Do this
Your answer should be a single number: the count of lines holding the word "xlabel".

Records supplied
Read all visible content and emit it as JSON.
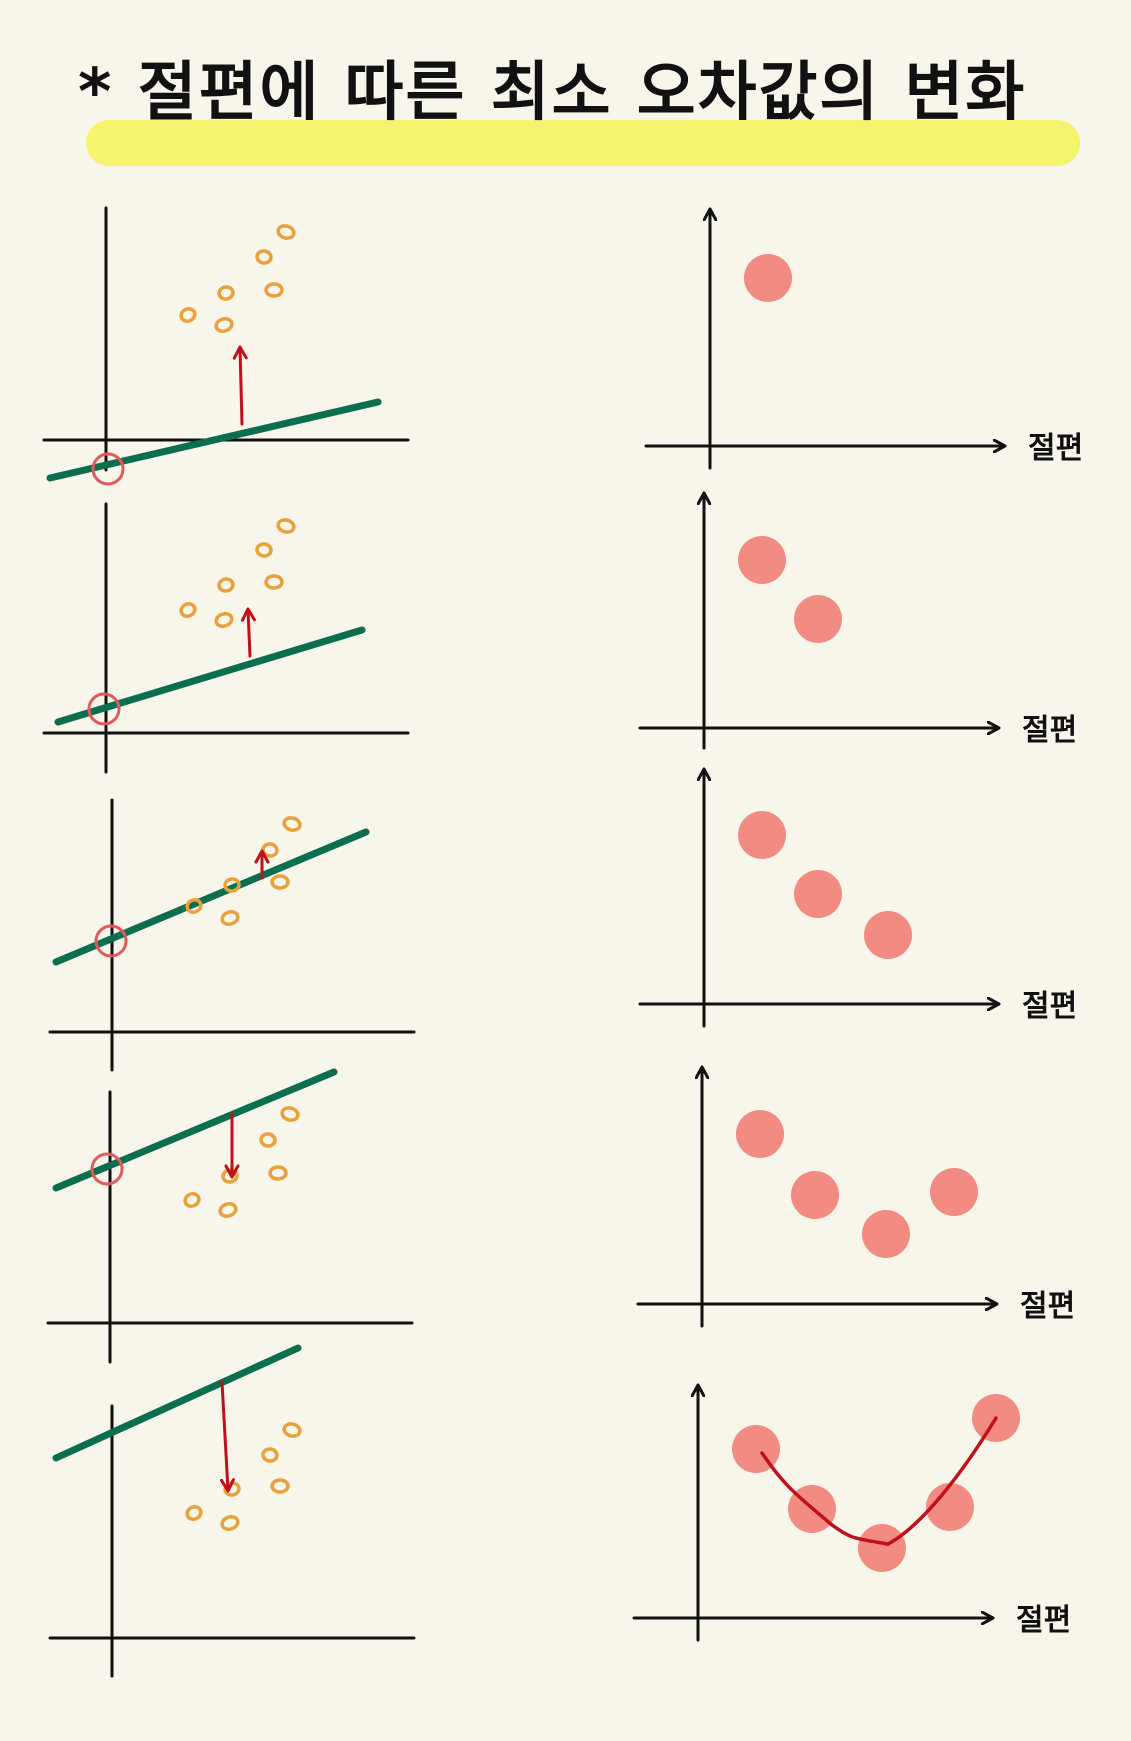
{
  "title": "* 절편에  따른  최소 오차값의  변화",
  "x_axis_label": "절편",
  "colors": {
    "background": "#f8f5ea",
    "highlight": "#f5f46e",
    "regression_line": "#0b6e4f",
    "data_points": "#e9a23b",
    "error_arrow": "#c0101a",
    "intercept_marker": "#e05a5a",
    "error_dots": "#f28b82",
    "error_curve": "#c0101a",
    "axes": "#111111"
  },
  "panels": [
    {
      "intercept_step": 1,
      "error_direction": "up"
    },
    {
      "intercept_step": 2,
      "error_direction": "up"
    },
    {
      "intercept_step": 3,
      "error_direction": "up"
    },
    {
      "intercept_step": 4,
      "error_direction": "down"
    },
    {
      "intercept_step": 5,
      "error_direction": "down"
    }
  ],
  "chart_data": {
    "type": "scatter",
    "xlabel": "절편",
    "ylabel": "",
    "series": [
      {
        "values": [
          [
            1,
            4
          ]
        ]
      },
      {
        "values": [
          [
            1,
            4
          ],
          [
            2,
            3
          ]
        ]
      },
      {
        "values": [
          [
            1,
            4
          ],
          [
            2,
            3
          ],
          [
            3,
            2.3
          ]
        ]
      },
      {
        "values": [
          [
            1,
            4
          ],
          [
            2,
            3
          ],
          [
            3,
            2.3
          ],
          [
            4,
            3
          ]
        ]
      },
      {
        "values": [
          [
            1,
            4
          ],
          [
            2,
            3
          ],
          [
            3,
            2.3
          ],
          [
            4,
            3
          ],
          [
            5,
            4
          ]
        ],
        "curve": true
      }
    ]
  }
}
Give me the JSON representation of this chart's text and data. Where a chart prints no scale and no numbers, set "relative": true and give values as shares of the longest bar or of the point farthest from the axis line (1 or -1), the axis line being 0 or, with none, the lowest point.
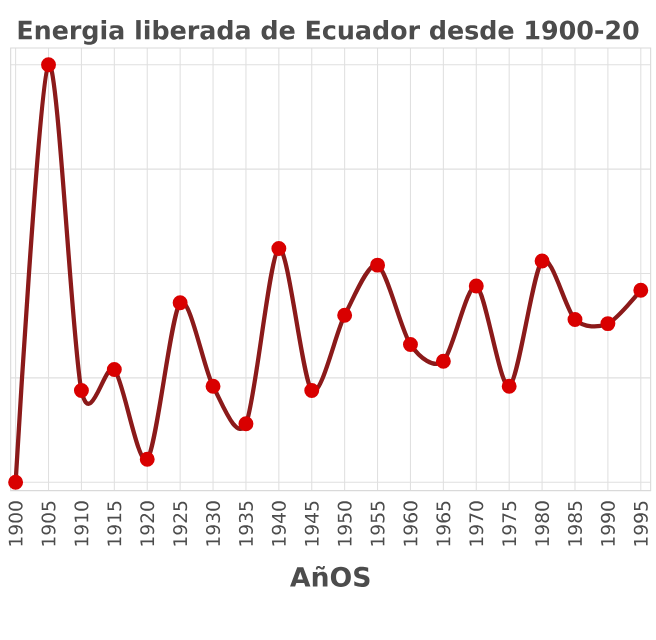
{
  "chart_data": {
    "type": "line",
    "title": "Energia liberada de Ecuador desde 1900-20",
    "xlabel": "AñOS",
    "categories": [
      "1900",
      "1905",
      "1910",
      "1915",
      "1920",
      "1925",
      "1930",
      "1935",
      "1940",
      "1945",
      "1950",
      "1955",
      "1960",
      "1965",
      "1970",
      "1975",
      "1980",
      "1985",
      "1990",
      "1995"
    ],
    "series": [
      {
        "color": "#8b1a1a",
        "values": [
          0,
          1,
          0.22,
          0.27,
          0.055,
          0.43,
          0.23,
          0.14,
          0.56,
          0.22,
          0.4,
          0.52,
          0.33,
          0.29,
          0.47,
          0.23,
          0.53,
          0.39,
          0.38,
          0.46
        ]
      }
    ],
    "relative": true,
    "grid": true,
    "marker": "circle",
    "line_style": "solid",
    "tick_labels": "x"
  }
}
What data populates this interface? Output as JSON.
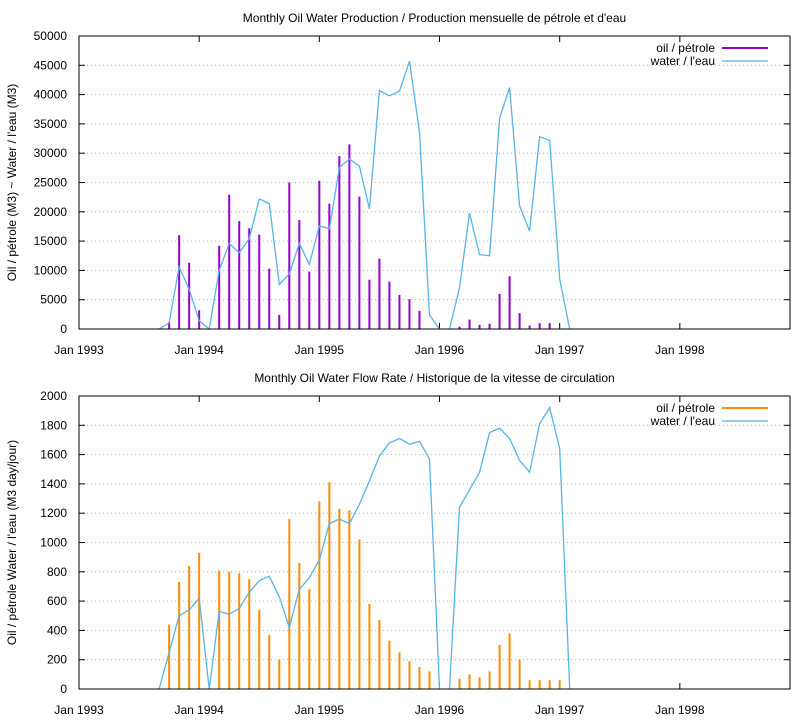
{
  "chart_data": [
    {
      "type": "bar",
      "title": "Monthly Oil  Water Production / Production mensuelle de pétrole et d'eau",
      "xlabel": "",
      "ylabel": "Oil / pétrole (M3) ~  Water / l'eau (M3)",
      "xlim": [
        "1993-01",
        "1998-12"
      ],
      "ylim": [
        0,
        50000
      ],
      "yticks": [
        0,
        5000,
        10000,
        15000,
        20000,
        25000,
        30000,
        35000,
        40000,
        45000,
        50000
      ],
      "xticks": [
        {
          "date": "1993-01",
          "label": "Jan 1993"
        },
        {
          "date": "1994-01",
          "label": "Jan 1994"
        },
        {
          "date": "1995-01",
          "label": "Jan 1995"
        },
        {
          "date": "1996-01",
          "label": "Jan 1996"
        },
        {
          "date": "1997-01",
          "label": "Jan 1997"
        },
        {
          "date": "1998-01",
          "label": "Jan 1998"
        }
      ],
      "grid": "horizontal dotted",
      "legend_position": "top-right",
      "series": [
        {
          "name": "oil / pétrole",
          "style": "impulses",
          "color": "#9400d3",
          "points": [
            [
              "1993-10",
              1200
            ],
            [
              "1993-11",
              16000
            ],
            [
              "1993-12",
              11300
            ],
            [
              "1994-01",
              3200
            ],
            [
              "1994-03",
              14200
            ],
            [
              "1994-04",
              22900
            ],
            [
              "1994-05",
              18400
            ],
            [
              "1994-06",
              17200
            ],
            [
              "1994-07",
              16100
            ],
            [
              "1994-08",
              10300
            ],
            [
              "1994-09",
              2400
            ],
            [
              "1994-10",
              25000
            ],
            [
              "1994-11",
              18600
            ],
            [
              "1994-12",
              9800
            ],
            [
              "1995-01",
              25300
            ],
            [
              "1995-02",
              21400
            ],
            [
              "1995-03",
              29500
            ],
            [
              "1995-04",
              31500
            ],
            [
              "1995-05",
              22600
            ],
            [
              "1995-06",
              8400
            ],
            [
              "1995-07",
              12000
            ],
            [
              "1995-08",
              8100
            ],
            [
              "1995-09",
              5800
            ],
            [
              "1995-10",
              5100
            ],
            [
              "1995-11",
              3100
            ],
            [
              "1996-03",
              400
            ],
            [
              "1996-04",
              1600
            ],
            [
              "1996-05",
              700
            ],
            [
              "1996-06",
              900
            ],
            [
              "1996-07",
              6000
            ],
            [
              "1996-08",
              9000
            ],
            [
              "1996-09",
              2700
            ],
            [
              "1996-10",
              600
            ],
            [
              "1996-11",
              1000
            ],
            [
              "1996-12",
              1000
            ]
          ]
        },
        {
          "name": "water / l'eau",
          "style": "line",
          "color": "#56b4e9",
          "segments": [
            [
              [
                "1993-09",
                0
              ],
              [
                "1993-10",
                1000
              ],
              [
                "1993-11",
                10600
              ],
              [
                "1993-12",
                6800
              ],
              [
                "1994-01",
                1400
              ],
              [
                "1994-02",
                0
              ],
              [
                "1994-03",
                10000
              ],
              [
                "1994-04",
                14600
              ],
              [
                "1994-05",
                13000
              ],
              [
                "1994-06",
                15400
              ],
              [
                "1994-07",
                22200
              ],
              [
                "1994-08",
                21400
              ],
              [
                "1994-09",
                7600
              ],
              [
                "1994-10",
                9400
              ],
              [
                "1994-11",
                14600
              ],
              [
                "1994-12",
                11000
              ],
              [
                "1995-01",
                17600
              ],
              [
                "1995-02",
                17100
              ],
              [
                "1995-03",
                27600
              ],
              [
                "1995-04",
                29000
              ],
              [
                "1995-05",
                27800
              ],
              [
                "1995-06",
                20500
              ],
              [
                "1995-07",
                40700
              ],
              [
                "1995-08",
                39800
              ],
              [
                "1995-09",
                40600
              ],
              [
                "1995-10",
                45700
              ],
              [
                "1995-11",
                33600
              ],
              [
                "1995-12",
                2400
              ],
              [
                "1996-01",
                0
              ]
            ],
            [
              [
                "1996-02",
                0
              ],
              [
                "1996-03",
                7000
              ],
              [
                "1996-04",
                19800
              ],
              [
                "1996-05",
                12700
              ],
              [
                "1996-06",
                12500
              ],
              [
                "1996-07",
                36000
              ],
              [
                "1996-08",
                41200
              ],
              [
                "1996-09",
                21000
              ],
              [
                "1996-10",
                16700
              ],
              [
                "1996-11",
                32800
              ],
              [
                "1996-12",
                32200
              ],
              [
                "1997-01",
                8500
              ],
              [
                "1997-02",
                0
              ]
            ]
          ]
        }
      ]
    },
    {
      "type": "bar",
      "title": "Monthly Oil  Water Flow Rate / Historique de la vitesse de circulation",
      "xlabel": "",
      "ylabel": "Oil / pétrole  Water / l'eau (M3 day/jour)",
      "xlim": [
        "1993-01",
        "1998-12"
      ],
      "ylim": [
        0,
        2000
      ],
      "yticks": [
        0,
        200,
        400,
        600,
        800,
        1000,
        1200,
        1400,
        1600,
        1800,
        2000
      ],
      "xticks": [
        {
          "date": "1993-01",
          "label": "Jan 1993"
        },
        {
          "date": "1994-01",
          "label": "Jan 1994"
        },
        {
          "date": "1995-01",
          "label": "Jan 1995"
        },
        {
          "date": "1996-01",
          "label": "Jan 1996"
        },
        {
          "date": "1997-01",
          "label": "Jan 1997"
        },
        {
          "date": "1998-01",
          "label": "Jan 1998"
        }
      ],
      "grid": "horizontal dotted",
      "legend_position": "top-right",
      "series": [
        {
          "name": "oil / pétrole",
          "style": "impulses",
          "color": "#ff8c00",
          "points": [
            [
              "1993-10",
              440
            ],
            [
              "1993-11",
              730
            ],
            [
              "1993-12",
              840
            ],
            [
              "1994-01",
              930
            ],
            [
              "1994-03",
              810
            ],
            [
              "1994-04",
              800
            ],
            [
              "1994-05",
              790
            ],
            [
              "1994-06",
              750
            ],
            [
              "1994-07",
              540
            ],
            [
              "1994-08",
              370
            ],
            [
              "1994-09",
              200
            ],
            [
              "1994-10",
              1160
            ],
            [
              "1994-11",
              860
            ],
            [
              "1994-12",
              680
            ],
            [
              "1995-01",
              1280
            ],
            [
              "1995-02",
              1410
            ],
            [
              "1995-03",
              1230
            ],
            [
              "1995-04",
              1220
            ],
            [
              "1995-05",
              1020
            ],
            [
              "1995-06",
              580
            ],
            [
              "1995-07",
              470
            ],
            [
              "1995-08",
              330
            ],
            [
              "1995-09",
              250
            ],
            [
              "1995-10",
              190
            ],
            [
              "1995-11",
              150
            ],
            [
              "1995-12",
              120
            ],
            [
              "1996-03",
              70
            ],
            [
              "1996-04",
              100
            ],
            [
              "1996-05",
              80
            ],
            [
              "1996-06",
              120
            ],
            [
              "1996-07",
              300
            ],
            [
              "1996-08",
              380
            ],
            [
              "1996-09",
              200
            ],
            [
              "1996-10",
              60
            ],
            [
              "1996-11",
              60
            ],
            [
              "1996-12",
              60
            ],
            [
              "1997-01",
              60
            ]
          ]
        },
        {
          "name": "water / l'eau",
          "style": "line",
          "color": "#56b4e9",
          "segments": [
            [
              [
                "1993-09",
                0
              ],
              [
                "1993-10",
                250
              ],
              [
                "1993-11",
                500
              ],
              [
                "1993-12",
                540
              ],
              [
                "1994-01",
                620
              ],
              [
                "1994-02",
                0
              ],
              [
                "1994-03",
                530
              ],
              [
                "1994-04",
                510
              ],
              [
                "1994-05",
                550
              ],
              [
                "1994-06",
                660
              ],
              [
                "1994-07",
                740
              ],
              [
                "1994-08",
                770
              ],
              [
                "1994-09",
                630
              ],
              [
                "1994-10",
                420
              ],
              [
                "1994-11",
                680
              ],
              [
                "1994-12",
                760
              ],
              [
                "1995-01",
                880
              ],
              [
                "1995-02",
                1130
              ],
              [
                "1995-03",
                1160
              ],
              [
                "1995-04",
                1130
              ],
              [
                "1995-05",
                1260
              ],
              [
                "1995-06",
                1420
              ],
              [
                "1995-07",
                1590
              ],
              [
                "1995-08",
                1680
              ],
              [
                "1995-09",
                1710
              ],
              [
                "1995-10",
                1670
              ],
              [
                "1995-11",
                1690
              ],
              [
                "1995-12",
                1570
              ],
              [
                "1996-01",
                0
              ]
            ],
            [
              [
                "1996-02",
                0
              ],
              [
                "1996-03",
                1240
              ],
              [
                "1996-04",
                1360
              ],
              [
                "1996-05",
                1480
              ],
              [
                "1996-06",
                1750
              ],
              [
                "1996-07",
                1780
              ],
              [
                "1996-08",
                1710
              ],
              [
                "1996-09",
                1560
              ],
              [
                "1996-10",
                1480
              ],
              [
                "1996-11",
                1810
              ],
              [
                "1996-12",
                1920
              ],
              [
                "1997-01",
                1640
              ],
              [
                "1997-02",
                0
              ]
            ]
          ]
        }
      ]
    }
  ]
}
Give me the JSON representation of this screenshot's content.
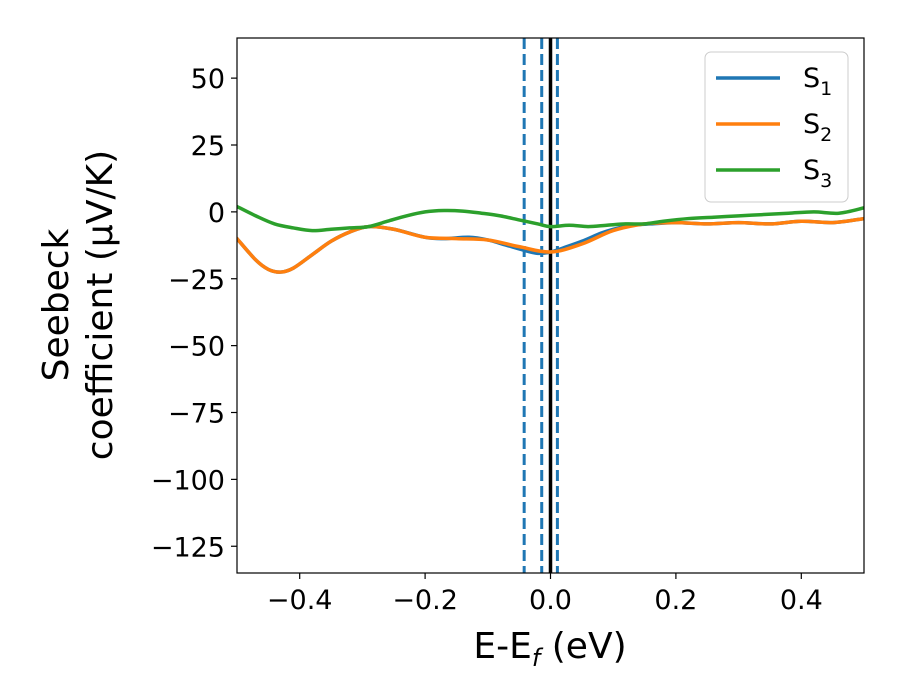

Answer to this task
4